Stated exercise :: Count lines, not occurrences: give the number of lines holding the word "BEKAERT", and nothing besides.

Given records ::
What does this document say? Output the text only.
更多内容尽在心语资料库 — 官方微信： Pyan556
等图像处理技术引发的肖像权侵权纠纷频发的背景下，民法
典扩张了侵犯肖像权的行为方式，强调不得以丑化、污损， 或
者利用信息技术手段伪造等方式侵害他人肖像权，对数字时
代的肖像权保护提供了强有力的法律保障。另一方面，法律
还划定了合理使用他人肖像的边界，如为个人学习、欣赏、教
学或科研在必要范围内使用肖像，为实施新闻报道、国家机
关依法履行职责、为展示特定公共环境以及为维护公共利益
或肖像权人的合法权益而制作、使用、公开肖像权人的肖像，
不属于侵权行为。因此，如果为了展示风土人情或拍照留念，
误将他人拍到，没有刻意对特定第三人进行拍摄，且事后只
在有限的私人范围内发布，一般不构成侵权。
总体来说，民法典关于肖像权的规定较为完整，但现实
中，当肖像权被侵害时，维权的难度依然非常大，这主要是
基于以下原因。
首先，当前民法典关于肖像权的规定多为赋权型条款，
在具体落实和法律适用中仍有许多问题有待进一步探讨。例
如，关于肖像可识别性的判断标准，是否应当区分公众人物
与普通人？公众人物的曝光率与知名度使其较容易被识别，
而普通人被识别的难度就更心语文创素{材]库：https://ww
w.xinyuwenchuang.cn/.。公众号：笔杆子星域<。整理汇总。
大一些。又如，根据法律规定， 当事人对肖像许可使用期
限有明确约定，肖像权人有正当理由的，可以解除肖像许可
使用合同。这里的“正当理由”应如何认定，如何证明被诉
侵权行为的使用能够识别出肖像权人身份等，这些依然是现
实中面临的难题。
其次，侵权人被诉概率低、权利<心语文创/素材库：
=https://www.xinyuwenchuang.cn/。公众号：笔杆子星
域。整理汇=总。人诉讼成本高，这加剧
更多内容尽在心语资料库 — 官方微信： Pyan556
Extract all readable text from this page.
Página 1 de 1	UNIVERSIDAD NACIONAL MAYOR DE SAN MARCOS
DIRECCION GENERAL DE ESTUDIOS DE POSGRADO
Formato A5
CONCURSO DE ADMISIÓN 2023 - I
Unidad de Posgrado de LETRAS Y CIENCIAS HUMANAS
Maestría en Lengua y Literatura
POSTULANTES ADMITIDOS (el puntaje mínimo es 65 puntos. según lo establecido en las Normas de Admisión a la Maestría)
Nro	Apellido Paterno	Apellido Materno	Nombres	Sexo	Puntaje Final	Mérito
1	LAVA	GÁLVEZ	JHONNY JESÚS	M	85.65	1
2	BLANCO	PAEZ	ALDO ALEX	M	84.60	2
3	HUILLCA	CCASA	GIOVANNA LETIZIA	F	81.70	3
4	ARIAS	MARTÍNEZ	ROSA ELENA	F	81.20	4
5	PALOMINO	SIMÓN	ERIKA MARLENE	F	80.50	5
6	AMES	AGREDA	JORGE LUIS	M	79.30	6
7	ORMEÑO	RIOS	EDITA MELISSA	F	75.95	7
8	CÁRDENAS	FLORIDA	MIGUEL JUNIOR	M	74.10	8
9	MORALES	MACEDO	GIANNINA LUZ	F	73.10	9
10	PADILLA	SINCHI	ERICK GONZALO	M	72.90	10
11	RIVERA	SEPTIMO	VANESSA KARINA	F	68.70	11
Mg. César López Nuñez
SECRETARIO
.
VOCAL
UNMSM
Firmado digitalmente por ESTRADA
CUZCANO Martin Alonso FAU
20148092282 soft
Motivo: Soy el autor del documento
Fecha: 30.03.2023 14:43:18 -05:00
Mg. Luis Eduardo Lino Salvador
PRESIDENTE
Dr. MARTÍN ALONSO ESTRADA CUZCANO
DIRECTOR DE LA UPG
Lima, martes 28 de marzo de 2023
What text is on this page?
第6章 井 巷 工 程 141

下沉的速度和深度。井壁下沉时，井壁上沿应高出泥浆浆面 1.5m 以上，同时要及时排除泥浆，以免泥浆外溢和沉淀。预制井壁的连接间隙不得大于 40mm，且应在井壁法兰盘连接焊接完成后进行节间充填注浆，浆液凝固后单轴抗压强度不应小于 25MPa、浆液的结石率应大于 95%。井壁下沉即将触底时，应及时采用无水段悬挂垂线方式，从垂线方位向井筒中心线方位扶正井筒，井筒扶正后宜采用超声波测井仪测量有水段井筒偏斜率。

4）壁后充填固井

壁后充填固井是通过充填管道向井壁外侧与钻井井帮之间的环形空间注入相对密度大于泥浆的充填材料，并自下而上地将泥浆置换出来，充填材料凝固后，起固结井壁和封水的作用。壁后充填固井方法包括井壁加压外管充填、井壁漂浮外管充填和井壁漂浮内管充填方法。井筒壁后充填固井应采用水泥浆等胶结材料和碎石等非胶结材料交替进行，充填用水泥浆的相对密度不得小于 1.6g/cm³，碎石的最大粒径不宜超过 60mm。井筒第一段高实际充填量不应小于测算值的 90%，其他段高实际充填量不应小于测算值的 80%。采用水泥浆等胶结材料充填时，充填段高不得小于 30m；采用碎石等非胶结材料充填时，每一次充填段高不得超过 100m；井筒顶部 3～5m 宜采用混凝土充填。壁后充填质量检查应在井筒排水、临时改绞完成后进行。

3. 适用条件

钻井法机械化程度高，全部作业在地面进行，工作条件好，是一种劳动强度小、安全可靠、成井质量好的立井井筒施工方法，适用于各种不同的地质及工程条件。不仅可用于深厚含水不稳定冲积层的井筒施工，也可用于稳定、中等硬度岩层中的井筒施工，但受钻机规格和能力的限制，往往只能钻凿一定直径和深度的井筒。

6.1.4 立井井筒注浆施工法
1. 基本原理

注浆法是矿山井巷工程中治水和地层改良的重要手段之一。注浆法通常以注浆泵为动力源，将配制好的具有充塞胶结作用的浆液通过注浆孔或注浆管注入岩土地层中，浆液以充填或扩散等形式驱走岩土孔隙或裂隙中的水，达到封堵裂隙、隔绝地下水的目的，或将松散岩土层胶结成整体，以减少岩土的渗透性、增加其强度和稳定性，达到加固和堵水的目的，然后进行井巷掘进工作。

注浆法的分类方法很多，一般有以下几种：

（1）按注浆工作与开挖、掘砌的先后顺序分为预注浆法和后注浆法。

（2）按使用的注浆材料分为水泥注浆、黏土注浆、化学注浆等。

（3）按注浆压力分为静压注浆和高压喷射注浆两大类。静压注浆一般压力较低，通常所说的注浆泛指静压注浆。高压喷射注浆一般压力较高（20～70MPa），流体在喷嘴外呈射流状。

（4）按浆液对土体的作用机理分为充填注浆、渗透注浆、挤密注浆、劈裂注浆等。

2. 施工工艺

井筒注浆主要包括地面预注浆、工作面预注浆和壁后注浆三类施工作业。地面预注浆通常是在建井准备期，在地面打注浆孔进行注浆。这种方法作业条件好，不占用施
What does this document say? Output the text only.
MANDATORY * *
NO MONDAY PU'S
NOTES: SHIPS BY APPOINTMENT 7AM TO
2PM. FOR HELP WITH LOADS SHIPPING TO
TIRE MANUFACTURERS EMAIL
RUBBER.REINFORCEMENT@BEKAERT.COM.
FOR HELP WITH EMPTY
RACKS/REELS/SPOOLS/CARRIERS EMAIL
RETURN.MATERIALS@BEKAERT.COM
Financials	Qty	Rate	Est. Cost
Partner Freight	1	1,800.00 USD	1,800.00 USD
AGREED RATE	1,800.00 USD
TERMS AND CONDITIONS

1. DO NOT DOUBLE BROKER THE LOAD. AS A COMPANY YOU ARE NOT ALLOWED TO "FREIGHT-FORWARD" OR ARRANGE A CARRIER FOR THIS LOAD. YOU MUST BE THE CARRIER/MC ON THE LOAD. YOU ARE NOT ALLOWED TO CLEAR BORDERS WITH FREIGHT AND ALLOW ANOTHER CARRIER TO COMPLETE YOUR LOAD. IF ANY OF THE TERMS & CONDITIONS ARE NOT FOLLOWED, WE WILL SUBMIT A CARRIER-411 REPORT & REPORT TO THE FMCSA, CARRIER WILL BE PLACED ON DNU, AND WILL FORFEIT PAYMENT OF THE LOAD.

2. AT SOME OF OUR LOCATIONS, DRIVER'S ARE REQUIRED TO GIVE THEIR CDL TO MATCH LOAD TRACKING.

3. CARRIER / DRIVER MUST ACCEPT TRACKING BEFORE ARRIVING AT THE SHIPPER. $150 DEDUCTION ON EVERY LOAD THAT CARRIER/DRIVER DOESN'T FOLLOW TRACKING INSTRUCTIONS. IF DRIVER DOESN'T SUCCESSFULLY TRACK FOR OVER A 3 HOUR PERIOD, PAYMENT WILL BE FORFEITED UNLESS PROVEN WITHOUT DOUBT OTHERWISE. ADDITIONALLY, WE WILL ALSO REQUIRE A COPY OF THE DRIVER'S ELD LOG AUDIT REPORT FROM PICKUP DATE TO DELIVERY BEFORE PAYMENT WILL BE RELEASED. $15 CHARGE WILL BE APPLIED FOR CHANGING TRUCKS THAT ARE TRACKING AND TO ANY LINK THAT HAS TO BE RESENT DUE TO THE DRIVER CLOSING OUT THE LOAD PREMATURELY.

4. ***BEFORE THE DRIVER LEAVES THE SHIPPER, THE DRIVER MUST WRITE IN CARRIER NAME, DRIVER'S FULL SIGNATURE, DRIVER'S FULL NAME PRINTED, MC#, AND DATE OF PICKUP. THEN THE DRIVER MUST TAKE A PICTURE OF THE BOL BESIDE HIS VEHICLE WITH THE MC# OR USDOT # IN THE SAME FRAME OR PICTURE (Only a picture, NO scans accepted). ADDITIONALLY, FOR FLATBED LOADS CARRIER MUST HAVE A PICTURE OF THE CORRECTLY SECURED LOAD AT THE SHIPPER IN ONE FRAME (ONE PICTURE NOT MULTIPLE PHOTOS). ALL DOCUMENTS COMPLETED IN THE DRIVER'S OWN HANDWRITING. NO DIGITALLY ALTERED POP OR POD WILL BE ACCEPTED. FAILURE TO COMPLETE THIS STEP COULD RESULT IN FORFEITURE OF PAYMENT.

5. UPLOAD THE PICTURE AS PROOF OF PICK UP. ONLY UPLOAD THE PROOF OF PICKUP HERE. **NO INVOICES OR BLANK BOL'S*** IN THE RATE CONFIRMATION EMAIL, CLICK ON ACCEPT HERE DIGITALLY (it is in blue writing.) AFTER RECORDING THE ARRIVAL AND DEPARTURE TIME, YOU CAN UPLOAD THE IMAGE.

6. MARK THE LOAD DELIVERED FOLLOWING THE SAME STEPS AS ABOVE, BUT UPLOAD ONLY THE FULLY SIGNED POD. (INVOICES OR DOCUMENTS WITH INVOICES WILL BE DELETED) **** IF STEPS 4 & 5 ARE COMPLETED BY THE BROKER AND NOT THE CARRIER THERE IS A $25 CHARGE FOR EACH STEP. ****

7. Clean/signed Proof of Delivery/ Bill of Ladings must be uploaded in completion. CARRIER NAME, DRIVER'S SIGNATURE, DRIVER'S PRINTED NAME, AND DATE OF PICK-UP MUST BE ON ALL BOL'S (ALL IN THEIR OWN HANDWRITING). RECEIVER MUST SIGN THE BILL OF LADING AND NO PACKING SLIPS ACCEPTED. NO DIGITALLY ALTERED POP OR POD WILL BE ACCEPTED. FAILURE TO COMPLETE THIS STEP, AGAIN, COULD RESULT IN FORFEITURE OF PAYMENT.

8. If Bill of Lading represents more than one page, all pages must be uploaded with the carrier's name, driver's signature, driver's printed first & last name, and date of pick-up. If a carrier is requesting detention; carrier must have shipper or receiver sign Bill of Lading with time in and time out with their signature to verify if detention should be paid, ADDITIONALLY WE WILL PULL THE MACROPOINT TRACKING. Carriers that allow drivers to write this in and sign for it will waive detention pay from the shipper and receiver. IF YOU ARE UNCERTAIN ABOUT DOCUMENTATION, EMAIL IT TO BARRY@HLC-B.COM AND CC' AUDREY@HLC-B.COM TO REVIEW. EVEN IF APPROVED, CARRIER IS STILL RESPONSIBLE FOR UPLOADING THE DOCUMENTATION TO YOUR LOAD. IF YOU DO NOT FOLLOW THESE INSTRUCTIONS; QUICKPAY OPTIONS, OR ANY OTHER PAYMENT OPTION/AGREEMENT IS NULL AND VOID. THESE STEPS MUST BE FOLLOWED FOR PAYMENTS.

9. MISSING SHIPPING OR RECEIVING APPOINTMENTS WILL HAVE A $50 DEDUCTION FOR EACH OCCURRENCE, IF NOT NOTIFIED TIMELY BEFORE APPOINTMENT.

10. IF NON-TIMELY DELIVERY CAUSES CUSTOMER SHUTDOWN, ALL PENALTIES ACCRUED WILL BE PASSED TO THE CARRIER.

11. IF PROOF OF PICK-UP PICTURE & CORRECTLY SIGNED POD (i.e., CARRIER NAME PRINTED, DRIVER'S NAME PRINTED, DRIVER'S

Output of the exercise :: 2